### SET TASK
Give the records back in full, exactly as they read.

Start of RECORDS FOR THE TASK

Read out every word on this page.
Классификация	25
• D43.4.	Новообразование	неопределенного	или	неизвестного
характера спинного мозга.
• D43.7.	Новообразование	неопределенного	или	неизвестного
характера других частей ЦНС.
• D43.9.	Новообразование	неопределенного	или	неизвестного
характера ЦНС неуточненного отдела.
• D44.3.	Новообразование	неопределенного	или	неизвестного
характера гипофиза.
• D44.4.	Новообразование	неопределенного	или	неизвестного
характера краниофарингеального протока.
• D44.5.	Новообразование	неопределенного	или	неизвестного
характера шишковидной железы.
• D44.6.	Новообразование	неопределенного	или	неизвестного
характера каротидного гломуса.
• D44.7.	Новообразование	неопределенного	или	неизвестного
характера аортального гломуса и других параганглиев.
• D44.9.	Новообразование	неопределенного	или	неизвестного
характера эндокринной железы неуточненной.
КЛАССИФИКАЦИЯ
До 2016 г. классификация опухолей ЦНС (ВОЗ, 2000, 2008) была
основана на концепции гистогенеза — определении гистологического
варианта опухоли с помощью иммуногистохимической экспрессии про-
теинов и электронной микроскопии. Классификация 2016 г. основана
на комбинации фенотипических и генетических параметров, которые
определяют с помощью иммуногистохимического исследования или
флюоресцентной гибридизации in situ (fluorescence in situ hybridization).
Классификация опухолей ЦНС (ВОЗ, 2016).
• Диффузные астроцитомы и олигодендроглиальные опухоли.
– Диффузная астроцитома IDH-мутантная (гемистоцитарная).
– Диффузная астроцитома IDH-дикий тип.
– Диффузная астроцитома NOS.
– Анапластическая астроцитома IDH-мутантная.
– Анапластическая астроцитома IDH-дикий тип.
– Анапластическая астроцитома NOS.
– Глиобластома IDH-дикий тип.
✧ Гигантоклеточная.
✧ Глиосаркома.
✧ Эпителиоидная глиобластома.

End of RECORDS FOR THE TASK

### EXERCISE RESPONSE
Read out every word on this page.
Классификация	25
• D43.4.	Новообразование	неопределенного	или	неизвестного
характера спинного мозга.
• D43.7.	Новообразование	неопределенного	или	неизвестного
характера других частей ЦНС.
• D43.9.	Новообразование	неопределенного	или	неизвестного
характера ЦНС неуточненного отдела.
• D44.3.	Новообразование	неопределенного	или	неизвестного
характера гипофиза.
• D44.4.	Новообразование	неопределенного	или	неизвестного
характера краниофарингеального протока.
• D44.5.	Новообразование	неопределенного	или	неизвестного
характера шишковидной железы.
• D44.6.	Новообразование	неопределенного	или	неизвестного
характера каротидного гломуса.
• D44.7.	Новообразование	неопределенного	или	неизвестного
характера аортального гломуса и других параганглиев.
• D44.9.	Новообразование	неопределенного	или	неизвестного
характера эндокринной железы неуточненной.
КЛАССИФИКАЦИЯ
До 2016 г. классификация опухолей ЦНС (ВОЗ, 2000, 2008) была
основана на концепции гистогенеза — определении гистологического
варианта опухоли с помощью иммуногистохимической экспрессии про-
теинов и электронной микроскопии. Классификация 2016 г. основана
на комбинации фенотипических и генетических параметров, которые
определяют с помощью иммуногистохимического исследования или
флюоресцентной гибридизации in situ (fluorescence in situ hybridization).
Классификация опухолей ЦНС (ВОЗ, 2016).
• Диффузные астроцитомы и олигодендроглиальные опухоли.
– Диффузная астроцитома IDH-мутантная (гемистоцитарная).
– Диффузная астроцитома IDH-дикий тип.
– Диффузная астроцитома NOS.
– Анапластическая астроцитома IDH-мутантная.
– Анапластическая астроцитома IDH-дикий тип.
– Анапластическая астроцитома NOS.
– Глиобластома IDH-дикий тип.
✧ Гигантоклеточная.
✧ Глиосаркома.
✧ Эпителиоидная глиобластома.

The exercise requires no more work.